And gold was sold to cover margin and to get cash. We didn't really see that this time around. We actually saw short covering that was occurring prior to the employment data. No one, I would say, expected a collapse of a major bank, though. And those shorts were unwound and people went long thereafter.

But I think now, things are a little bit more stable. And we think there's a bit of a reversal. But we're very bullish longer term.

Greg Bonnell: Let's talk about the longer term, then, because ultimately, it seems that the big macro overhang is still there. It's the Fed. Maybe the math has changed a little bit in terms of the market. But this is what the Fed does now that has to consider a bank collapse and with its formula. But is it really just about the path of the Fed for the rest of this year when we talk about gold or, perhaps, some other commodities?

Bart Melek: I think it's quite important. Ultimately, the Fed probably still increases rates, but most likely at a slower pace than the market price previously. No one knows for sure how that's going to turn out, but I think the consensus is building that the next move is not going to be 50 basis points. Many are considering 0 or 25.

_SET TASK 1_:
From the listing below, copy every line that contains the string "Structural".

_PROVIDED DATA_:
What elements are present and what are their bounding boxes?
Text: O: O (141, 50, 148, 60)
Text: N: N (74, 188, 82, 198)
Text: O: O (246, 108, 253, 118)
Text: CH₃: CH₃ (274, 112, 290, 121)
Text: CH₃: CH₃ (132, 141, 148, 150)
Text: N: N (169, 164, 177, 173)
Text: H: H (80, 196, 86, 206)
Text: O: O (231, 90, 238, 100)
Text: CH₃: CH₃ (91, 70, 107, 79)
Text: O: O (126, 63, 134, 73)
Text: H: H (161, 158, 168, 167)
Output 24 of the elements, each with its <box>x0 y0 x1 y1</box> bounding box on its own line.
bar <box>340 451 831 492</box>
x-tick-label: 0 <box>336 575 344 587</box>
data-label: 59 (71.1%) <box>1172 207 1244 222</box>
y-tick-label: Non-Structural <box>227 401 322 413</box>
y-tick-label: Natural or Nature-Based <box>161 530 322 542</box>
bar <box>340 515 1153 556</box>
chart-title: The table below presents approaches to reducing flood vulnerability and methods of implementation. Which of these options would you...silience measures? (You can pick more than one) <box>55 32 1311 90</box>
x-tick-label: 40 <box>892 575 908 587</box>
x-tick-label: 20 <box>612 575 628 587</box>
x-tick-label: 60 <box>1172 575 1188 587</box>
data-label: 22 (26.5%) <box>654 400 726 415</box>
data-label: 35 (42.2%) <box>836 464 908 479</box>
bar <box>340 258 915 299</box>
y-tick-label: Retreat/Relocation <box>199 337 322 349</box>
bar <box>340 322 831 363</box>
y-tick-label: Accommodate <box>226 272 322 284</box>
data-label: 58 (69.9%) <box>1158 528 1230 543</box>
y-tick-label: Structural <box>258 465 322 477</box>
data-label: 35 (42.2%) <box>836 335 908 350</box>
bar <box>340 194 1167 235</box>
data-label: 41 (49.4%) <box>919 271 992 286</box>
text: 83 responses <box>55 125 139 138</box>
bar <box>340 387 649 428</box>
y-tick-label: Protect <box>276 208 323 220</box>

_SET TASK 2_:
Pick up the interview on gold and the Fed above where it stops, and write what comes next.

_EXPECTED ANSWER 1_:
y-tick-label: Non-Structural <box>227 401 322 413</box>
y-tick-label: Structural <box>258 465 322 477</box>

_EXPECTED ANSWER 2_:
And I think the contingent is split, whether it's 25 or 0. No one is really talking 50 anymore. And also, we're pricing in a speedier pivot towards a dovish policy. Well, that probably means, if that happens, that rates on the short end of the curve, in particular, will start slumping-- we've already seen the longer end of the curve do that, we have inversions -- ahead of inflation.

So probably the Federal Reserve sees tightening right now in the credit markets aside from areas they control and may very well decide that rates don't have to go as high as previously and may not have to stay there for as long. And that is a good environment for gold, mainly because you can envision a world where inflation could hold above 2% for a prolonged period, making the opportunity cost of holding gold quite low and having it as a hedge against inflation. After all, gold is a real asset that requires labor, requires energy, capital inputs, all sorts of things to produce that ounce.

And if investors and others buy it up, the marginal cost ends up being, over the long run, determined by production. And if that is going up and gold keeps pace, you can imagine that gold holds its own and might be even lifted up more as investors try to seek protection from possible inflation.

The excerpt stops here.